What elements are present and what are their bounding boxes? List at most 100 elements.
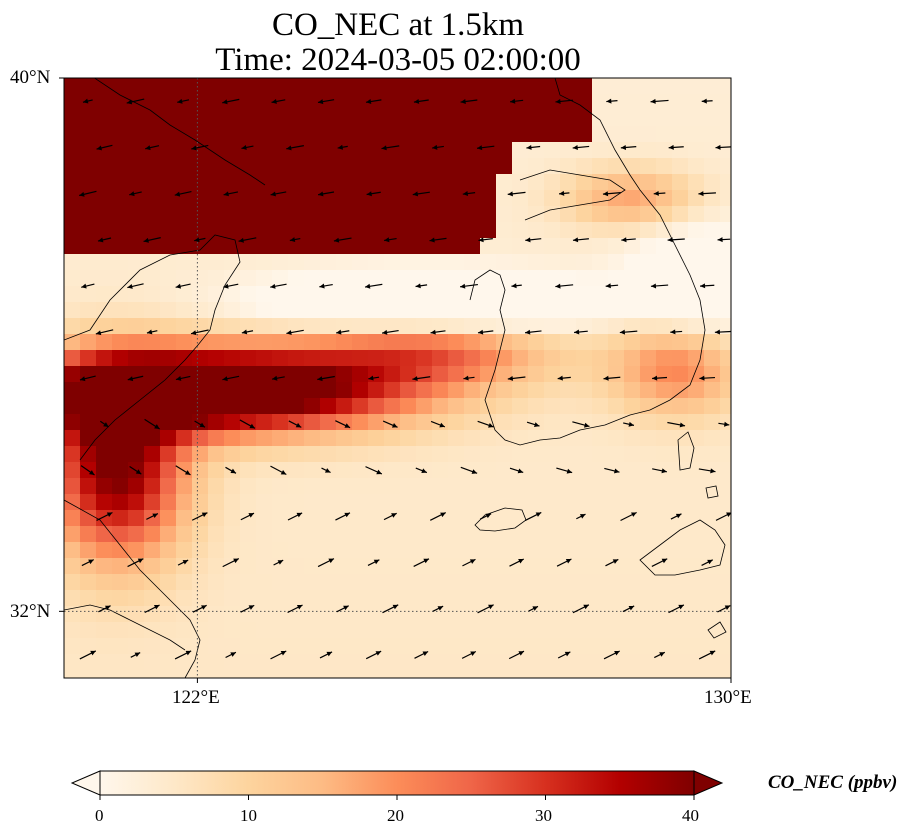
field-cell	[704, 302, 721, 319]
field-cell	[512, 398, 529, 415]
field-cell	[272, 542, 289, 559]
field-cell	[96, 494, 113, 511]
field-cell	[528, 494, 545, 511]
field-cell	[704, 126, 721, 143]
field-cell	[80, 574, 97, 591]
field-cell	[464, 126, 481, 143]
field-cell	[64, 350, 81, 367]
field-cell	[464, 414, 481, 431]
co-concentration-field	[64, 78, 731, 678]
field-cell	[96, 110, 113, 127]
field-cell	[288, 302, 305, 319]
coastline-segment	[64, 234, 241, 461]
field-cell	[416, 286, 433, 303]
field-cell	[192, 446, 209, 463]
field-cell	[320, 590, 337, 607]
field-cell	[704, 398, 721, 415]
field-cell	[448, 638, 465, 655]
field-cell	[528, 574, 545, 591]
field-cell	[416, 526, 433, 543]
field-cell	[496, 302, 513, 319]
field-cell	[368, 366, 385, 383]
field-cell	[656, 302, 673, 319]
field-cell	[112, 270, 129, 287]
field-cell	[112, 238, 129, 255]
field-cell	[464, 574, 481, 591]
field-cell	[224, 606, 241, 623]
wind-arrow	[98, 605, 111, 613]
field-cell	[432, 366, 449, 383]
field-cell	[80, 222, 97, 239]
field-cell	[144, 78, 161, 95]
field-cell	[256, 462, 273, 479]
field-cell	[624, 670, 641, 678]
field-cell	[256, 94, 273, 111]
field-cell	[128, 590, 145, 607]
wind-arrow	[143, 237, 161, 243]
field-cell	[528, 302, 545, 319]
field-cell	[624, 206, 641, 223]
field-cell	[352, 78, 369, 95]
field-cell	[656, 110, 673, 127]
wind-arrow	[528, 605, 539, 612]
field-cell	[368, 430, 385, 447]
field-cell	[576, 478, 593, 495]
field-cell	[384, 254, 401, 271]
wind-arrow	[191, 512, 208, 521]
field-cell	[208, 94, 225, 111]
field-cell	[144, 430, 161, 447]
field-cell	[112, 558, 129, 575]
field-cell	[176, 318, 193, 335]
field-cell	[464, 142, 481, 159]
field-cell	[224, 510, 241, 527]
field-cell	[432, 526, 449, 543]
field-cell	[592, 462, 609, 479]
field-cell	[144, 110, 161, 127]
field-cell	[480, 302, 497, 319]
field-cell	[464, 78, 481, 95]
wind-arrow	[653, 190, 666, 196]
field-cell	[656, 670, 673, 678]
field-cell	[352, 366, 369, 383]
field-cell	[656, 574, 673, 591]
field-cell	[432, 350, 449, 367]
field-cell	[496, 638, 513, 655]
field-cell	[240, 238, 257, 255]
field-cell	[560, 190, 577, 207]
field-cell	[80, 238, 97, 255]
wind-arrow	[194, 420, 206, 428]
field-cell	[496, 558, 513, 575]
field-cell	[512, 334, 529, 351]
field-cell	[192, 254, 209, 271]
field-cell	[208, 158, 225, 175]
field-cell	[448, 542, 465, 559]
field-cell	[416, 318, 433, 335]
field-cell	[528, 414, 545, 431]
field-cell	[304, 126, 321, 143]
field-cell	[656, 414, 673, 431]
field-cell	[240, 94, 257, 111]
field-cell	[640, 286, 657, 303]
field-cell	[160, 606, 177, 623]
field-cell	[384, 638, 401, 655]
field-cell	[96, 606, 113, 623]
field-cell	[240, 126, 257, 143]
wind-arrow	[384, 237, 397, 243]
field-cell	[672, 510, 689, 527]
field-cell	[400, 622, 417, 639]
wind-arrow	[129, 465, 142, 475]
field-cell	[80, 382, 97, 399]
field-cell	[560, 430, 577, 447]
field-cell	[64, 526, 81, 543]
field-cell	[528, 606, 545, 623]
field-cell	[320, 350, 337, 367]
field-cell	[448, 510, 465, 527]
field-cell	[560, 638, 577, 655]
field-cell	[480, 110, 497, 127]
field-cell	[704, 622, 721, 639]
field-cell	[592, 366, 609, 383]
field-cell	[464, 302, 481, 319]
field-cell	[112, 622, 129, 639]
field-cell	[704, 654, 721, 671]
field-cell	[128, 446, 145, 463]
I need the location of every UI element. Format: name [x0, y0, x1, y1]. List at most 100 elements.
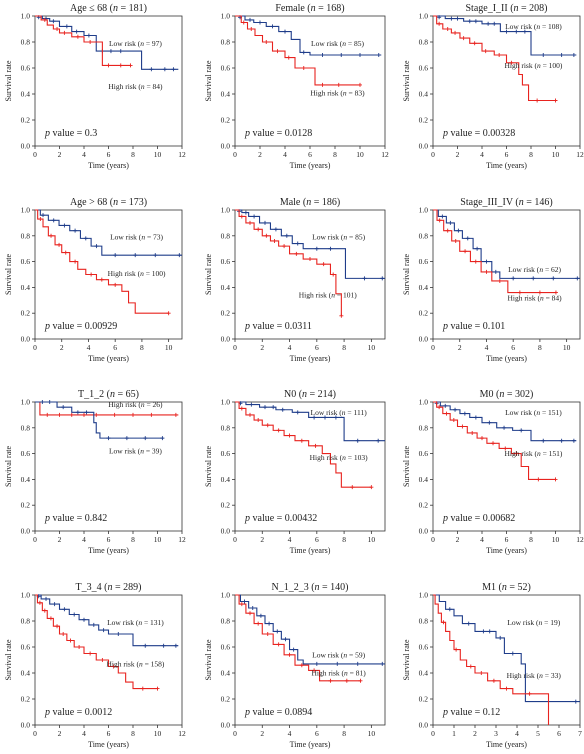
- survival-curve: [235, 594, 361, 682]
- censor-mark: [510, 651, 515, 656]
- y-tick-label: 0.0: [221, 721, 231, 730]
- x-tick-label: 4: [485, 343, 489, 352]
- censor-mark: [502, 425, 507, 430]
- censor-mark: [514, 29, 519, 34]
- panel-title: T_1_2 (n = 65): [78, 389, 139, 400]
- censor-mark: [475, 246, 480, 251]
- censor-mark: [149, 412, 154, 417]
- x-tick-label: 6: [308, 150, 312, 159]
- censor-mark: [249, 402, 254, 407]
- panel-title: Age ≤ 68 (n = 181): [70, 3, 147, 14]
- censor-mark: [171, 67, 176, 72]
- censor-mark: [470, 430, 475, 435]
- censor-mark: [376, 438, 381, 443]
- censor-mark: [63, 250, 68, 255]
- plot-frame: [34, 401, 183, 532]
- y-tick-label: 0.4: [221, 90, 231, 99]
- x-tick-label: 2: [458, 343, 462, 352]
- y-axis-label: Survival rate: [4, 60, 13, 102]
- y-tick-label: 0.2: [21, 116, 31, 125]
- x-tick-label: 8: [342, 729, 346, 738]
- risk-group-label: High risk (n = 81): [312, 669, 367, 678]
- x-tick-label: 4: [82, 150, 86, 159]
- censor-mark: [42, 17, 47, 22]
- y-axis-label: Survival rate: [4, 446, 13, 488]
- y-tick-label: 0.8: [21, 617, 31, 626]
- x-tick-label: 6: [505, 535, 509, 544]
- censor-mark: [265, 632, 270, 636]
- y-axis-label: Survival rate: [402, 639, 411, 681]
- panel-title: Stage_III_IV (n = 146): [460, 197, 552, 208]
- censor-mark: [74, 29, 79, 34]
- x-tick-label: 10: [552, 150, 560, 159]
- x-tick-label: 2: [260, 343, 264, 352]
- y-tick-label: 0.8: [21, 231, 31, 240]
- y-tick-label: 0.8: [21, 38, 31, 47]
- x-tick-label: 4: [288, 729, 292, 738]
- censor-mark: [320, 82, 325, 87]
- y-tick-label: 1.0: [221, 398, 231, 407]
- censor-mark: [55, 27, 60, 31]
- y-tick-label: 0.4: [419, 669, 429, 678]
- x-tick-label: 4: [283, 150, 287, 159]
- censor-mark: [437, 218, 442, 223]
- risk-group-label: High risk (n = 100): [108, 269, 166, 278]
- x-tick-label: 10: [154, 535, 162, 544]
- km-panel: Stage_III_IV (n = 146) 0 2 4 6 8 10 0.0 0.2 0.4 0.…: [402, 197, 581, 363]
- y-tick-label: 0.4: [221, 669, 231, 678]
- y-tick-label: 0.0: [21, 335, 31, 344]
- x-tick-label: 2: [58, 535, 62, 544]
- x-tick-label: 8: [342, 343, 346, 352]
- plot-frame: [34, 209, 183, 340]
- censor-mark: [553, 290, 558, 295]
- p-value-annotation: p value = 0.0894: [244, 707, 312, 718]
- survival-curve: [433, 15, 577, 56]
- risk-group-label: High risk (n = 83): [310, 88, 365, 97]
- risk-group-label: High risk (n = 103): [310, 453, 368, 462]
- p-value-annotation: p value = 0.00432: [244, 513, 317, 524]
- censor-mark: [264, 40, 269, 44]
- p-value-annotation: p value = 0.0012: [44, 707, 112, 718]
- censor-mark: [527, 691, 532, 696]
- censor-mark: [248, 412, 252, 417]
- censor-mark: [118, 63, 123, 68]
- censor-mark: [62, 607, 67, 612]
- censor-mark: [37, 600, 42, 605]
- risk-group-label: Low risk (n = 39): [109, 447, 162, 456]
- y-tick-label: 0.8: [221, 423, 231, 432]
- y-tick-label: 0.8: [419, 423, 429, 432]
- y-tick-label: 1.0: [419, 591, 429, 600]
- survival-curve: [433, 15, 556, 102]
- censor-mark: [455, 16, 460, 21]
- y-axis-label: Survival rate: [204, 446, 213, 488]
- y-tick-label: 1.0: [419, 12, 429, 21]
- censor-mark: [453, 30, 458, 35]
- x-tick-label: 6: [113, 343, 117, 352]
- censor-mark: [116, 632, 121, 636]
- censor-mark: [299, 438, 304, 443]
- censor-mark: [571, 53, 576, 57]
- censor-mark: [275, 49, 280, 54]
- censor-mark: [380, 276, 385, 281]
- censor-mark: [519, 428, 524, 433]
- censor-mark: [44, 596, 49, 601]
- x-axis-label: Time (years): [290, 161, 331, 170]
- censor-mark: [99, 277, 104, 282]
- censor-mark: [443, 403, 448, 408]
- censor-mark: [64, 24, 69, 29]
- y-tick-label: 0.8: [221, 231, 231, 240]
- censor-mark: [52, 602, 57, 607]
- censor-mark: [73, 259, 78, 264]
- x-tick-label: 0: [233, 343, 237, 352]
- plot-frame: [432, 594, 581, 726]
- x-tick-label: 12: [178, 535, 186, 544]
- censor-mark: [312, 668, 317, 673]
- censor-mark: [559, 438, 564, 443]
- x-tick-label: 10: [368, 729, 376, 738]
- y-tick-label: 0.8: [221, 38, 231, 47]
- x-axis-label: Time (years): [486, 546, 527, 555]
- censor-mark: [77, 645, 82, 649]
- y-tick-label: 0.0: [21, 142, 31, 151]
- censor-mark: [453, 238, 458, 243]
- censor-mark: [511, 276, 516, 281]
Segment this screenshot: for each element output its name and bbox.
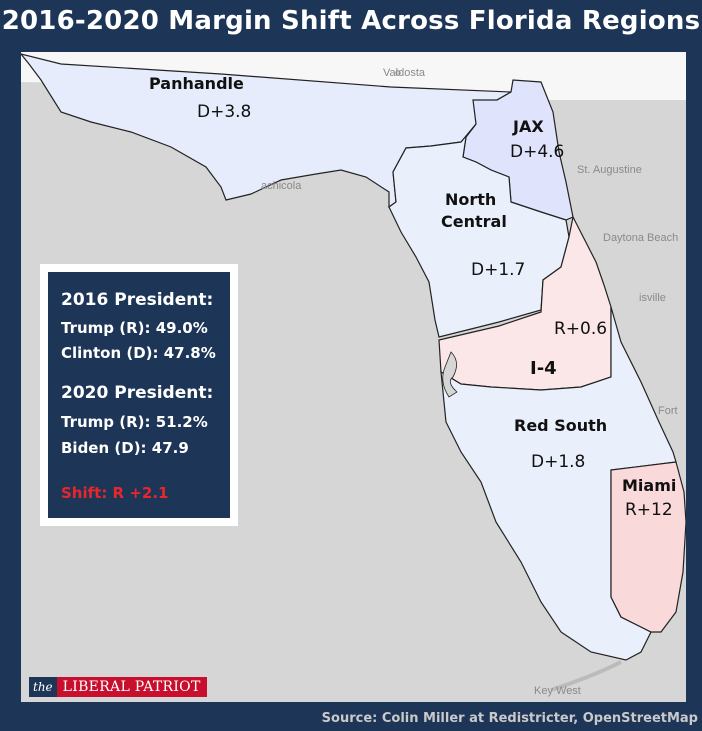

__EXERCISE AIM__
In the records, take everything from the line containing "302, 721, 319]" down to the line containing "478, 593, 495]", and give those lines again with "wind-arrow" changed to "wind-vector" and nothing else altered.

__CORRECT ANSWER__
field-cell	[704, 302, 721, 319]
field-cell	[512, 398, 529, 415]
field-cell	[272, 542, 289, 559]
field-cell	[96, 494, 113, 511]
field-cell	[528, 494, 545, 511]
field-cell	[704, 126, 721, 143]
field-cell	[80, 574, 97, 591]
field-cell	[464, 126, 481, 143]
field-cell	[64, 350, 81, 367]
field-cell	[464, 414, 481, 431]
co-concentration-field	[64, 78, 731, 678]
field-cell	[96, 110, 113, 127]
field-cell	[288, 302, 305, 319]
coastline-segment	[64, 234, 241, 461]
field-cell	[416, 286, 433, 303]
field-cell	[192, 446, 209, 463]
field-cell	[320, 590, 337, 607]
field-cell	[704, 398, 721, 415]
field-cell	[448, 638, 465, 655]
field-cell	[528, 574, 545, 591]
field-cell	[416, 526, 433, 543]
field-cell	[496, 302, 513, 319]
field-cell	[368, 366, 385, 383]
field-cell	[656, 302, 673, 319]
field-cell	[112, 270, 129, 287]
field-cell	[112, 238, 129, 255]
field-cell	[464, 574, 481, 591]
field-cell	[224, 606, 241, 623]
wind-vector	[98, 605, 111, 613]
field-cell	[432, 366, 449, 383]
field-cell	[80, 222, 97, 239]
field-cell	[144, 78, 161, 95]
field-cell	[256, 462, 273, 479]
field-cell	[624, 670, 641, 678]
field-cell	[256, 94, 273, 111]
field-cell	[128, 590, 145, 607]
wind-vector	[143, 237, 161, 243]
field-cell	[528, 302, 545, 319]
field-cell	[624, 206, 641, 223]
field-cell	[352, 78, 369, 95]
field-cell	[656, 110, 673, 127]
wind-vector	[528, 605, 539, 612]
field-cell	[368, 430, 385, 447]
field-cell	[576, 478, 593, 495]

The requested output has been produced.